START
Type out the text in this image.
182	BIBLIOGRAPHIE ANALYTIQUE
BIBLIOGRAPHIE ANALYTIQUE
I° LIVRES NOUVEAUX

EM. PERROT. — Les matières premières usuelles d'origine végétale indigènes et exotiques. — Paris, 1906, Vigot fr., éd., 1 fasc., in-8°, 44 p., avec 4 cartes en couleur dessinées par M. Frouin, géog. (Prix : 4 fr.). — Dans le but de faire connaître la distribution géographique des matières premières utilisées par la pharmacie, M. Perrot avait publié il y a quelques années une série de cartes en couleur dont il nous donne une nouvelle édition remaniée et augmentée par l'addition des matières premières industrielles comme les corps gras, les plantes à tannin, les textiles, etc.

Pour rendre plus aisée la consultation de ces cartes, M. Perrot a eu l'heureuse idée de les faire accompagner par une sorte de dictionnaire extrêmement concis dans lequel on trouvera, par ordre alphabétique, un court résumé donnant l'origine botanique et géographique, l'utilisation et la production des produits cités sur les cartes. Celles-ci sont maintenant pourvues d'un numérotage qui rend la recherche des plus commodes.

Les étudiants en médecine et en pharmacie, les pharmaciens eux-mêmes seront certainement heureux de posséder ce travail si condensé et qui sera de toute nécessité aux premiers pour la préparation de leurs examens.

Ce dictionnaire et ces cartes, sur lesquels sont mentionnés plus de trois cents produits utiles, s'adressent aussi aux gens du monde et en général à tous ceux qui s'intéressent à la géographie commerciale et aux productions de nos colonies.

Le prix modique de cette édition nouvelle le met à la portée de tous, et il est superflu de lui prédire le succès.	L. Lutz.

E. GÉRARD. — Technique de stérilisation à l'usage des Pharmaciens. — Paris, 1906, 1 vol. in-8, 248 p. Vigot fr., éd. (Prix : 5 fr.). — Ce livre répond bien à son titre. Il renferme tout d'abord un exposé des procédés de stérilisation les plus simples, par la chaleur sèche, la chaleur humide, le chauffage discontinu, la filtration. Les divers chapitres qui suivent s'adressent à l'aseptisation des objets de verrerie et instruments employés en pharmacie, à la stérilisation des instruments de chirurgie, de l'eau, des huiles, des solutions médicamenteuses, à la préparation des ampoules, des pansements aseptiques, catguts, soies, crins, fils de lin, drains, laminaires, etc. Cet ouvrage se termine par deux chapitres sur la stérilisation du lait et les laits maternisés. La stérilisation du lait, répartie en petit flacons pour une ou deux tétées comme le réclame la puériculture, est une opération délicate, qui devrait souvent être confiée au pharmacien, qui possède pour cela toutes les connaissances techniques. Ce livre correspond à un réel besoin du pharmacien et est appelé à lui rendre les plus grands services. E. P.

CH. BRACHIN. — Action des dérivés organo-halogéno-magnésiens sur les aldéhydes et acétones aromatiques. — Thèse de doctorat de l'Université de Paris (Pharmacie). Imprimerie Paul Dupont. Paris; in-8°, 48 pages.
END
- [DIRECTIONS FOR THIS TASK]: Copy out each record from above, exactly.

- [FINAL RESULT]:
Type out the text in this image.
182	BIBLIOGRAPHIE ANALYTIQUE
BIBLIOGRAPHIE ANALYTIQUE
I° LIVRES NOUVEAUX

EM. PERROT. — Les matières premières usuelles d'origine végétale indigènes et exotiques. — Paris, 1906, Vigot fr., éd., 1 fasc., in-8°, 44 p., avec 4 cartes en couleur dessinées par M. Frouin, géog. (Prix : 4 fr.). — Dans le but de faire connaître la distribution géographique des matières premières utilisées par la pharmacie, M. Perrot avait publié il y a quelques années une série de cartes en couleur dont il nous donne une nouvelle édition remaniée et augmentée par l'addition des matières premières industrielles comme les corps gras, les plantes à tannin, les textiles, etc.

Pour rendre plus aisée la consultation de ces cartes, M. Perrot a eu l'heureuse idée de les faire accompagner par une sorte de dictionnaire extrêmement concis dans lequel on trouvera, par ordre alphabétique, un court résumé donnant l'origine botanique et géographique, l'utilisation et la production des produits cités sur les cartes. Celles-ci sont maintenant pourvues d'un numérotage qui rend la recherche des plus commodes.

Les étudiants en médecine et en pharmacie, les pharmaciens eux-mêmes seront certainement heureux de posséder ce travail si condensé et qui sera de toute nécessité aux premiers pour la préparation de leurs examens.

Ce dictionnaire et ces cartes, sur lesquels sont mentionnés plus de trois cents produits utiles, s'adressent aussi aux gens du monde et en général à tous ceux qui s'intéressent à la géographie commerciale et aux productions de nos colonies.

Le prix modique de cette édition nouvelle le met à la portée de tous, et il est superflu de lui prédire le succès.	L. Lutz.

E. GÉRARD. — Technique de stérilisation à l'usage des Pharmaciens. — Paris, 1906, 1 vol. in-8, 248 p. Vigot fr., éd. (Prix : 5 fr.). — Ce livre répond bien à son titre. Il renferme tout d'abord un exposé des procédés de stérilisation les plus simples, par la chaleur sèche, la chaleur humide, le chauffage discontinu, la filtration. Les divers chapitres qui suivent s'adressent à l'aseptisation des objets de verrerie et instruments employés en pharmacie, à la stérilisation des instruments de chirurgie, de l'eau, des huiles, des solutions médicamenteuses, à la préparation des ampoules, des pansements aseptiques, catguts, soies, crins, fils de lin, drains, laminaires, etc. Cet ouvrage se termine par deux chapitres sur la stérilisation du lait et les laits maternisés. La stérilisation du lait, répartie en petit flacons pour une ou deux tétées comme le réclame la puériculture, est une opération délicate, qui devrait souvent être confiée au pharmacien, qui possède pour cela toutes les connaissances techniques. Ce livre correspond à un réel besoin du pharmacien et est appelé à lui rendre les plus grands services. E. P.

CH. BRACHIN. — Action des dérivés organo-halogéno-magnésiens sur les aldéhydes et acétones aromatiques. — Thèse de doctorat de l'Université de Paris (Pharmacie). Imprimerie Paul Dupont. Paris; in-8°, 48 pages.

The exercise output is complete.